-- start SUPPLIED DATA --

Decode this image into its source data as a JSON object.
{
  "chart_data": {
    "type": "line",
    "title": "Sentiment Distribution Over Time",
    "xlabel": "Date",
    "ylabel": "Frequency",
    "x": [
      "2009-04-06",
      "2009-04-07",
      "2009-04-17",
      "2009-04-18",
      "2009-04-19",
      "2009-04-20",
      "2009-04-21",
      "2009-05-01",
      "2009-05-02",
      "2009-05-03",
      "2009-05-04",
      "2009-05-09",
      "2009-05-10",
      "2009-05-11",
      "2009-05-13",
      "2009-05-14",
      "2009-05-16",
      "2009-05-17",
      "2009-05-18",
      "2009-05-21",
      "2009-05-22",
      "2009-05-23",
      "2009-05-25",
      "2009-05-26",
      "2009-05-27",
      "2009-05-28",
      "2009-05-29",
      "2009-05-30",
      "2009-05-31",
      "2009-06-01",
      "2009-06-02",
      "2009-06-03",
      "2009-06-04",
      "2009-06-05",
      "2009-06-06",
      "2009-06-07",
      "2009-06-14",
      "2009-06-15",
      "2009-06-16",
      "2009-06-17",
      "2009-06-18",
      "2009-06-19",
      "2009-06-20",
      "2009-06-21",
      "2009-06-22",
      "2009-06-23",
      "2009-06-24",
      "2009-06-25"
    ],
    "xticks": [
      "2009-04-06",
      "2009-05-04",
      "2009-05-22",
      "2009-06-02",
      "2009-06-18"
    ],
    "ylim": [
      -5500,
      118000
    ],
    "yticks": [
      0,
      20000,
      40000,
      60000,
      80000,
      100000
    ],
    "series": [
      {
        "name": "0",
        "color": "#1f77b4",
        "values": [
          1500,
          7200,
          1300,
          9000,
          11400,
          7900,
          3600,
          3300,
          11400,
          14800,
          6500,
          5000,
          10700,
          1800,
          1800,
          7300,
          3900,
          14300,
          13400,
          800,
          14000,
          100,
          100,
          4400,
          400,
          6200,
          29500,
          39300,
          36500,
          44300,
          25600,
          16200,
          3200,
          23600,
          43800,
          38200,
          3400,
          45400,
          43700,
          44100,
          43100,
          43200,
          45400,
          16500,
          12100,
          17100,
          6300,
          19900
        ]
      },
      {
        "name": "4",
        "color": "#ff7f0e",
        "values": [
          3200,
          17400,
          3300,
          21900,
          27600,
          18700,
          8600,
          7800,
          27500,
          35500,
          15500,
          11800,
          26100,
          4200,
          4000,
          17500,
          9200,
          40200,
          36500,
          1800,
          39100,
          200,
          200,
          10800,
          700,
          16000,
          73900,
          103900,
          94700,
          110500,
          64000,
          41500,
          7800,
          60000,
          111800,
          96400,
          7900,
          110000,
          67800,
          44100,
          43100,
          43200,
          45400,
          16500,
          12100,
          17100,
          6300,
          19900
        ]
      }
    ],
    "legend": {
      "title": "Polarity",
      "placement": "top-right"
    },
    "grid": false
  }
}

-- end SUPPLIED DATA --

* **TASK REQUIREMENTS**: Filter the listing above for the string "title" and copy every matching line.

* **RESULT OF THIS TASK**:
    "title": "Sentiment Distribution Over Time",
      "title": "Polarity",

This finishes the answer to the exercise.